▶ TASK BRIEF
From the listing below, copy every line with the word "color".

▶ EXERCISE INPUTS
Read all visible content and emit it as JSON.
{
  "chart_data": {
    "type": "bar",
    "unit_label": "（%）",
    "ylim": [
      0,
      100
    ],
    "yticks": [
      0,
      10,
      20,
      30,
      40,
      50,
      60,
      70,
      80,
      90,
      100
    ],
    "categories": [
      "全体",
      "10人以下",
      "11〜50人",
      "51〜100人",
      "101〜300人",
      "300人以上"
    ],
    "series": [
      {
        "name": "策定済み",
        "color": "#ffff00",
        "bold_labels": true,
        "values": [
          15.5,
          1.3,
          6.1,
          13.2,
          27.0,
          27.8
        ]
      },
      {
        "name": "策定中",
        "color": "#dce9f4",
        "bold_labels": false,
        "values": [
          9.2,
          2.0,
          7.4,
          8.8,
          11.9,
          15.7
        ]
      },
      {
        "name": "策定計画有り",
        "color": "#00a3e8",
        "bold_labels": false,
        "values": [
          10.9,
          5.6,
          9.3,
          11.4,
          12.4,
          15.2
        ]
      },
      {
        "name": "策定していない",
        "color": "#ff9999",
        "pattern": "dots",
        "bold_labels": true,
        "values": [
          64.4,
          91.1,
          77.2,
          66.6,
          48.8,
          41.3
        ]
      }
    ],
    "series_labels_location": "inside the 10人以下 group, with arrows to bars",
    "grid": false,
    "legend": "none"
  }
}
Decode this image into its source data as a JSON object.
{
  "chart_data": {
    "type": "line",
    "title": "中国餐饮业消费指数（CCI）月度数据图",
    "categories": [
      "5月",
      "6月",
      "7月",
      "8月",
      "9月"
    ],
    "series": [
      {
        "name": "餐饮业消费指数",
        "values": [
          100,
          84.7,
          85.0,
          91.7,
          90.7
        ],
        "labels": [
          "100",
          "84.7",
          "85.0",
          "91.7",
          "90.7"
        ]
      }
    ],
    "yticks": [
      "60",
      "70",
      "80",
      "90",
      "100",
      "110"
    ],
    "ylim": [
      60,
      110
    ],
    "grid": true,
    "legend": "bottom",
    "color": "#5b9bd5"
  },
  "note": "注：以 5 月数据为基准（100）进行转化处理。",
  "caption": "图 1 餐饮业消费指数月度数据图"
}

▶ ANSWER FOR THE TASK
        "color": "#ffff00",
        "color": "#dce9f4",
        "color": "#00a3e8",
        "color": "#ff9999",
    "color": "#5b9bd5"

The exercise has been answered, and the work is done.